• STATED PROBLEM
Go through the records and extract every line with the word "days".

* * * *

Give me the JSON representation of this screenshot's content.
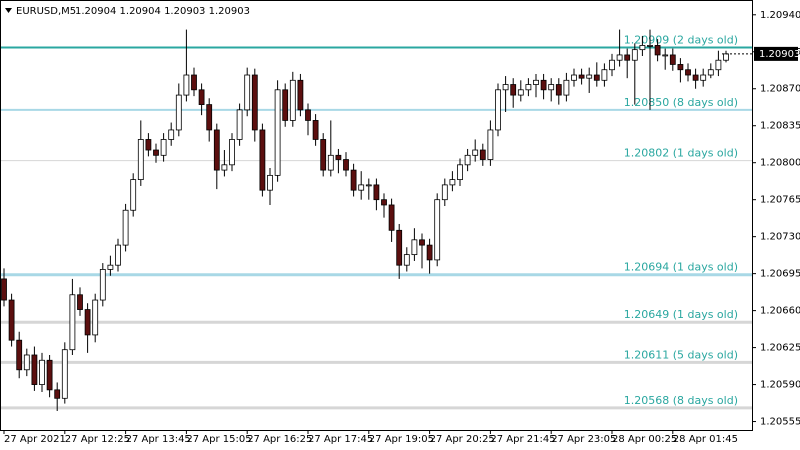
{
  "chart_data": {
    "type": "candlestick",
    "title": "EURUSD,M5",
    "ohlc_text": "1.20904 1.20904 1.20903 1.20903",
    "ylim": [
      1.20547,
      1.20954
    ],
    "yticks": [
      {
        "value": 1.2094,
        "label": "1.20940"
      },
      {
        "value": 1.20905,
        "label": "1.20905"
      },
      {
        "value": 1.2087,
        "label": "1.20870"
      },
      {
        "value": 1.20835,
        "label": "1.20835"
      },
      {
        "value": 1.208,
        "label": "1.20800"
      },
      {
        "value": 1.20765,
        "label": "1.20765"
      },
      {
        "value": 1.2073,
        "label": "1.20730"
      },
      {
        "value": 1.20695,
        "label": "1.20695"
      },
      {
        "value": 1.2066,
        "label": "1.20660"
      },
      {
        "value": 1.20625,
        "label": "1.20625"
      },
      {
        "value": 1.2059,
        "label": "1.20590"
      },
      {
        "value": 1.20555,
        "label": "1.20555"
      }
    ],
    "current_price": {
      "value": 1.20903,
      "label": "1.20903"
    },
    "up_color": "#ffffff",
    "down_color": "#5c0f0f",
    "levels": [
      {
        "value": 1.20909,
        "label": "1.20909  (2 days old)",
        "color": "#2aa7a0",
        "width": 2
      },
      {
        "value": 1.2085,
        "label": "1.20850  (8 days old)",
        "color": "#a8d8e6",
        "width": 2
      },
      {
        "value": 1.20802,
        "label": "1.20802  (1 days old)",
        "color": "#d6d6d6",
        "width": 1
      },
      {
        "value": 1.20694,
        "label": "1.20694  (1 days old)",
        "color": "#a8d8e6",
        "width": 3
      },
      {
        "value": 1.20649,
        "label": "1.20649  (1 days old)",
        "color": "#d6d6d6",
        "width": 3
      },
      {
        "value": 1.20611,
        "label": "1.20611  (5 days old)",
        "color": "#d6d6d6",
        "width": 3
      },
      {
        "value": 1.20568,
        "label": "1.20568  (8 days old)",
        "color": "#d6d6d6",
        "width": 3
      }
    ],
    "level_text_color": "#2aa7a0",
    "categories": [
      "27 Apr 2021",
      null,
      null,
      null,
      null,
      null,
      null,
      null,
      "27 Apr 12:25",
      null,
      null,
      null,
      null,
      null,
      null,
      null,
      "27 Apr 13:45",
      null,
      null,
      null,
      null,
      null,
      null,
      null,
      "27 Apr 15:05",
      null,
      null,
      null,
      null,
      null,
      null,
      null,
      "27 Apr 16:25",
      null,
      null,
      null,
      null,
      null,
      null,
      null,
      "27 Apr 17:45",
      null,
      null,
      null,
      null,
      null,
      null,
      null,
      "27 Apr 19:05",
      null,
      null,
      null,
      null,
      null,
      null,
      null,
      "27 Apr 20:25",
      null,
      null,
      null,
      null,
      null,
      null,
      null,
      "27 Apr 21:45",
      null,
      null,
      null,
      null,
      null,
      null,
      null,
      "27 Apr 23:05",
      null,
      null,
      null,
      null,
      null,
      null,
      null,
      "28 Apr 00:25",
      null,
      null,
      null,
      null,
      null,
      null,
      null,
      "28 Apr 01:45",
      null,
      null,
      null,
      null,
      null,
      null,
      null
    ],
    "candles": [
      [
        1.2069,
        1.207,
        1.20664,
        1.2067
      ],
      [
        1.2067,
        1.20676,
        1.20626,
        1.20632
      ],
      [
        1.20632,
        1.2064,
        1.20596,
        1.20604
      ],
      [
        1.20604,
        1.20624,
        1.20598,
        1.20618
      ],
      [
        1.20618,
        1.20626,
        1.20584,
        1.2059
      ],
      [
        1.2059,
        1.2062,
        1.20583,
        1.20613
      ],
      [
        1.20613,
        1.20618,
        1.20578,
        1.20585
      ],
      [
        1.20585,
        1.20592,
        1.20565,
        1.20577
      ],
      [
        1.20577,
        1.2063,
        1.20572,
        1.20623
      ],
      [
        1.20623,
        1.2069,
        1.20618,
        1.20675
      ],
      [
        1.20675,
        1.20682,
        1.20655,
        1.20661
      ],
      [
        1.20661,
        1.20667,
        1.2062,
        1.20637
      ],
      [
        1.20637,
        1.20676,
        1.2063,
        1.2067
      ],
      [
        1.2067,
        1.20705,
        1.20664,
        1.20699
      ],
      [
        1.20699,
        1.20712,
        1.20693,
        1.20703
      ],
      [
        1.20703,
        1.20728,
        1.20697,
        1.20722
      ],
      [
        1.20722,
        1.20761,
        1.20716,
        1.20755
      ],
      [
        1.20755,
        1.2079,
        1.20749,
        1.20784
      ],
      [
        1.20784,
        1.2084,
        1.20778,
        1.20822
      ],
      [
        1.20822,
        1.20828,
        1.20806,
        1.20812
      ],
      [
        1.20812,
        1.20818,
        1.208,
        1.20807
      ],
      [
        1.20807,
        1.20828,
        1.20801,
        1.20822
      ],
      [
        1.20822,
        1.20838,
        1.20816,
        1.20831
      ],
      [
        1.20831,
        1.20875,
        1.20825,
        1.20864
      ],
      [
        1.20864,
        1.20926,
        1.20858,
        1.20883
      ],
      [
        1.20883,
        1.2089,
        1.20863,
        1.20869
      ],
      [
        1.20869,
        1.20875,
        1.20845,
        1.20855
      ],
      [
        1.20855,
        1.20861,
        1.2082,
        1.20831
      ],
      [
        1.20831,
        1.20837,
        1.20775,
        1.20793
      ],
      [
        1.20793,
        1.20812,
        1.20787,
        1.20798
      ],
      [
        1.20798,
        1.20828,
        1.20792,
        1.20822
      ],
      [
        1.20822,
        1.20856,
        1.20816,
        1.2085
      ],
      [
        1.2085,
        1.2089,
        1.20844,
        1.20883
      ],
      [
        1.20883,
        1.20889,
        1.2082,
        1.20831
      ],
      [
        1.20831,
        1.20837,
        1.20768,
        1.20774
      ],
      [
        1.20774,
        1.20795,
        1.2076,
        1.20788
      ],
      [
        1.20788,
        1.20878,
        1.20782,
        1.20869
      ],
      [
        1.20869,
        1.20875,
        1.20834,
        1.2084
      ],
      [
        1.2084,
        1.20886,
        1.20834,
        1.20878
      ],
      [
        1.20878,
        1.20884,
        1.20844,
        1.2085
      ],
      [
        1.2085,
        1.20856,
        1.20826,
        1.2084
      ],
      [
        1.2084,
        1.20846,
        1.20816,
        1.20822
      ],
      [
        1.20822,
        1.20828,
        1.20787,
        1.20793
      ],
      [
        1.20793,
        1.2084,
        1.20787,
        1.20807
      ],
      [
        1.20807,
        1.20813,
        1.2079,
        1.20803
      ],
      [
        1.20803,
        1.2081,
        1.20787,
        1.20793
      ],
      [
        1.20793,
        1.20799,
        1.20768,
        1.20774
      ],
      [
        1.20774,
        1.20792,
        1.20765,
        1.20779
      ],
      [
        1.20779,
        1.20785,
        1.20765,
        1.20779
      ],
      [
        1.20779,
        1.20785,
        1.20755,
        1.20765
      ],
      [
        1.20765,
        1.20771,
        1.20748,
        1.2076
      ],
      [
        1.2076,
        1.20766,
        1.20725,
        1.20736
      ],
      [
        1.20736,
        1.20742,
        1.2069,
        1.20703
      ],
      [
        1.20703,
        1.2072,
        1.20697,
        1.20713
      ],
      [
        1.20713,
        1.20738,
        1.20707,
        1.20727
      ],
      [
        1.20727,
        1.20733,
        1.207,
        1.20722
      ],
      [
        1.20722,
        1.20728,
        1.20695,
        1.20708
      ],
      [
        1.20708,
        1.20771,
        1.20702,
        1.20765
      ],
      [
        1.20765,
        1.20785,
        1.20759,
        1.20779
      ],
      [
        1.20779,
        1.20792,
        1.20773,
        1.20784
      ],
      [
        1.20784,
        1.20804,
        1.20778,
        1.20798
      ],
      [
        1.20798,
        1.20813,
        1.20792,
        1.20807
      ],
      [
        1.20807,
        1.20822,
        1.20801,
        1.20812
      ],
      [
        1.20812,
        1.20818,
        1.20797,
        1.20803
      ],
      [
        1.20803,
        1.2084,
        1.20797,
        1.20831
      ],
      [
        1.20831,
        1.20875,
        1.20825,
        1.20869
      ],
      [
        1.20869,
        1.20882,
        1.20848,
        1.20874
      ],
      [
        1.20874,
        1.2088,
        1.20852,
        1.20864
      ],
      [
        1.20864,
        1.20878,
        1.20858,
        1.20869
      ],
      [
        1.20869,
        1.2088,
        1.20863,
        1.20874
      ],
      [
        1.20874,
        1.20884,
        1.20862,
        1.20878
      ],
      [
        1.20878,
        1.20884,
        1.2086,
        1.20869
      ],
      [
        1.20869,
        1.2088,
        1.20858,
        1.20874
      ],
      [
        1.20874,
        1.2088,
        1.20855,
        1.20864
      ],
      [
        1.20864,
        1.20885,
        1.20858,
        1.20878
      ],
      [
        1.20878,
        1.20889,
        1.20872,
        1.20883
      ],
      [
        1.20883,
        1.20889,
        1.20874,
        1.2088
      ],
      [
        1.2088,
        1.2089,
        1.20866,
        1.20883
      ],
      [
        1.20883,
        1.20895,
        1.20872,
        1.20878
      ],
      [
        1.20878,
        1.20894,
        1.20872,
        1.20888
      ],
      [
        1.20888,
        1.20903,
        1.20882,
        1.20897
      ],
      [
        1.20897,
        1.20926,
        1.20891,
        1.20902
      ],
      [
        1.20902,
        1.20908,
        1.2088,
        1.20897
      ],
      [
        1.20897,
        1.20913,
        1.20855,
        1.20907
      ],
      [
        1.20907,
        1.2092,
        1.20901,
        1.20911
      ],
      [
        1.20911,
        1.20926,
        1.2085,
        1.20911
      ],
      [
        1.20911,
        1.20917,
        1.20896,
        1.20902
      ],
      [
        1.20902,
        1.20908,
        1.20888,
        1.20902
      ],
      [
        1.20902,
        1.20908,
        1.20887,
        1.20893
      ],
      [
        1.20893,
        1.20899,
        1.20876,
        1.20888
      ],
      [
        1.20888,
        1.20894,
        1.20877,
        1.20883
      ],
      [
        1.20883,
        1.20889,
        1.2087,
        1.20878
      ],
      [
        1.20878,
        1.20889,
        1.20872,
        1.20883
      ],
      [
        1.20883,
        1.20894,
        1.2088,
        1.20888
      ],
      [
        1.20888,
        1.20906,
        1.20882,
        1.20897
      ],
      [
        1.20897,
        1.20906,
        1.20895,
        1.20903
      ]
    ]
  }
}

* * * *

• SOLUTION FOR THIS TASK
        "label": "1.20909  (2 days old)",
        "label": "1.20850  (8 days old)",
        "label": "1.20802  (1 days old)",
        "label": "1.20694  (1 days old)",
        "label": "1.20649  (1 days old)",
        "label": "1.20611  (5 days old)",
        "label": "1.20568  (8 days old)",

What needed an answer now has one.